Rows »

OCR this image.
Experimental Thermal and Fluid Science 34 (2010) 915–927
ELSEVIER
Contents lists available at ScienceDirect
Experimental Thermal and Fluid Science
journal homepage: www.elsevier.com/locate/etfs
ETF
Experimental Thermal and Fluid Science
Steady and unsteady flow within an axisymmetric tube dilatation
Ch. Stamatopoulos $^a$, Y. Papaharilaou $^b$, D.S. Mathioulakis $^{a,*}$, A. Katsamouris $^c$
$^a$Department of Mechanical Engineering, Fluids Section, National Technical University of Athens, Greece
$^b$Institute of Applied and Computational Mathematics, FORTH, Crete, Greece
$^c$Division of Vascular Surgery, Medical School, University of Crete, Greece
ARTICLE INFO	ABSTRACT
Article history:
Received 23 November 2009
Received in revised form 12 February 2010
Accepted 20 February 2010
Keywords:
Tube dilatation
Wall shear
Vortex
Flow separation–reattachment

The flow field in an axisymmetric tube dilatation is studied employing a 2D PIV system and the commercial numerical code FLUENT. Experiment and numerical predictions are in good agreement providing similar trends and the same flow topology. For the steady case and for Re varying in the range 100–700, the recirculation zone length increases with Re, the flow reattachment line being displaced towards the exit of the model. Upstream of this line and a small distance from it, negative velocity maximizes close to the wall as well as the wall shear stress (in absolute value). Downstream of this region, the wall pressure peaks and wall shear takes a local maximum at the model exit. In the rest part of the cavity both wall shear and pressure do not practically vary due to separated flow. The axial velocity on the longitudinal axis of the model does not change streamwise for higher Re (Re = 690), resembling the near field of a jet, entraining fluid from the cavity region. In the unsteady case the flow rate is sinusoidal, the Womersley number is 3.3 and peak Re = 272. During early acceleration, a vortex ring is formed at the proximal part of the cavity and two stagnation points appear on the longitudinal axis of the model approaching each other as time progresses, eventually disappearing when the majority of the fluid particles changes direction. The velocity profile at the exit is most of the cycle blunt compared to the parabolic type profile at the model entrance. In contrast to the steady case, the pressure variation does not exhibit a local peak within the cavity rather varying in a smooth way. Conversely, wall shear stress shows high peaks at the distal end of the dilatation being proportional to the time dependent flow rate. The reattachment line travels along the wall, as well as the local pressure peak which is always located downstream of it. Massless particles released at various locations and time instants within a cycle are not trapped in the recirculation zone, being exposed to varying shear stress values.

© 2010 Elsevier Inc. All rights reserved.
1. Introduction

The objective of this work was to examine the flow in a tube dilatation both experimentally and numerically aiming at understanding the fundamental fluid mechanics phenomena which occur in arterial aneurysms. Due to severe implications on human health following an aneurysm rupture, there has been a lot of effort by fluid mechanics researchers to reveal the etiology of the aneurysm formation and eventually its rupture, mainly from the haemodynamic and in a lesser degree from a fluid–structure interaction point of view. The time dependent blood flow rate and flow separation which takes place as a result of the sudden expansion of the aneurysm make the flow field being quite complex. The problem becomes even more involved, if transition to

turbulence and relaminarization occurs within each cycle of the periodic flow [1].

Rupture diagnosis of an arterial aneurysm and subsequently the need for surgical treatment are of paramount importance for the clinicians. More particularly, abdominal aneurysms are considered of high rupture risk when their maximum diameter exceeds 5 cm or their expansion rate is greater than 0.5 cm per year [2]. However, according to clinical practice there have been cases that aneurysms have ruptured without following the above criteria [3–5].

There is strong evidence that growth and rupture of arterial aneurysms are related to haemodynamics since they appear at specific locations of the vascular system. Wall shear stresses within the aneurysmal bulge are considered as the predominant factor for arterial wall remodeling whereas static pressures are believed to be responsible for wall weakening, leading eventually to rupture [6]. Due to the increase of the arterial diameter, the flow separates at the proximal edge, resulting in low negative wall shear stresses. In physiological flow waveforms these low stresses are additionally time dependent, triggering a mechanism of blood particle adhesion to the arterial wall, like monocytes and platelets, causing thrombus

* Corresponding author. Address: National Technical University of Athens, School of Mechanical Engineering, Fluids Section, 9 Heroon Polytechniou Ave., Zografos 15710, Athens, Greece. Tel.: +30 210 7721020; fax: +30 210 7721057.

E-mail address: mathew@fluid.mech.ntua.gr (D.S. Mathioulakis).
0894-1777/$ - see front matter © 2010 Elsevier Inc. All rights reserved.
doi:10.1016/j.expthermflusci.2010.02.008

Task goal » Each record above should be output again exactly.

The solution »
OCR this image.
Experimental Thermal and Fluid Science 34 (2010) 915–927
ELSEVIER
Contents lists available at ScienceDirect
Experimental Thermal and Fluid Science
journal homepage: www.elsevier.com/locate/etfs
ETF
Experimental Thermal and Fluid Science
Steady and unsteady flow within an axisymmetric tube dilatation
Ch. Stamatopoulos $^a$, Y. Papaharilaou $^b$, D.S. Mathioulakis $^{a,*}$, A. Katsamouris $^c$
$^a$Department of Mechanical Engineering, Fluids Section, National Technical University of Athens, Greece
$^b$Institute of Applied and Computational Mathematics, FORTH, Crete, Greece
$^c$Division of Vascular Surgery, Medical School, University of Crete, Greece
ARTICLE INFO	ABSTRACT
Article history:
Received 23 November 2009
Received in revised form 12 February 2010
Accepted 20 February 2010
Keywords:
Tube dilatation
Wall shear
Vortex
Flow separation–reattachment

The flow field in an axisymmetric tube dilatation is studied employing a 2D PIV system and the commercial numerical code FLUENT. Experiment and numerical predictions are in good agreement providing similar trends and the same flow topology. For the steady case and for Re varying in the range 100–700, the recirculation zone length increases with Re, the flow reattachment line being displaced towards the exit of the model. Upstream of this line and a small distance from it, negative velocity maximizes close to the wall as well as the wall shear stress (in absolute value). Downstream of this region, the wall pressure peaks and wall shear takes a local maximum at the model exit. In the rest part of the cavity both wall shear and pressure do not practically vary due to separated flow. The axial velocity on the longitudinal axis of the model does not change streamwise for higher Re (Re = 690), resembling the near field of a jet, entraining fluid from the cavity region. In the unsteady case the flow rate is sinusoidal, the Womersley number is 3.3 and peak Re = 272. During early acceleration, a vortex ring is formed at the proximal part of the cavity and two stagnation points appear on the longitudinal axis of the model approaching each other as time progresses, eventually disappearing when the majority of the fluid particles changes direction. The velocity profile at the exit is most of the cycle blunt compared to the parabolic type profile at the model entrance. In contrast to the steady case, the pressure variation does not exhibit a local peak within the cavity rather varying in a smooth way. Conversely, wall shear stress shows high peaks at the distal end of the dilatation being proportional to the time dependent flow rate. The reattachment line travels along the wall, as well as the local pressure peak which is always located downstream of it. Massless particles released at various locations and time instants within a cycle are not trapped in the recirculation zone, being exposed to varying shear stress values.

© 2010 Elsevier Inc. All rights reserved.
1. Introduction

The objective of this work was to examine the flow in a tube dilatation both experimentally and numerically aiming at understanding the fundamental fluid mechanics phenomena which occur in arterial aneurysms. Due to severe implications on human health following an aneurysm rupture, there has been a lot of effort by fluid mechanics researchers to reveal the etiology of the aneurysm formation and eventually its rupture, mainly from the haemodynamic and in a lesser degree from a fluid–structure interaction point of view. The time dependent blood flow rate and flow separation which takes place as a result of the sudden expansion of the aneurysm make the flow field being quite complex. The problem becomes even more involved, if transition to

turbulence and relaminarization occurs within each cycle of the periodic flow [1].

Rupture diagnosis of an arterial aneurysm and subsequently the need for surgical treatment are of paramount importance for the clinicians. More particularly, abdominal aneurysms are considered of high rupture risk when their maximum diameter exceeds 5 cm or their expansion rate is greater than 0.5 cm per year [2]. However, according to clinical practice there have been cases that aneurysms have ruptured without following the above criteria [3–5].

There is strong evidence that growth and rupture of arterial aneurysms are related to haemodynamics since they appear at specific locations of the vascular system. Wall shear stresses within the aneurysmal bulge are considered as the predominant factor for arterial wall remodeling whereas static pressures are believed to be responsible for wall weakening, leading eventually to rupture [6]. Due to the increase of the arterial diameter, the flow separates at the proximal edge, resulting in low negative wall shear stresses. In physiological flow waveforms these low stresses are additionally time dependent, triggering a mechanism of blood particle adhesion to the arterial wall, like monocytes and platelets, causing thrombus

* Corresponding author. Address: National Technical University of Athens, School of Mechanical Engineering, Fluids Section, 9 Heroon Polytechniou Ave., Zografos 15710, Athens, Greece. Tel.: +30 210 7721020; fax: +30 210 7721057.

E-mail address: mathew@fluid.mech.ntua.gr (D.S. Mathioulakis).
0894-1777/$ - see front matter © 2010 Elsevier Inc. All rights reserved.
doi:10.1016/j.expthermflusci.2010.02.008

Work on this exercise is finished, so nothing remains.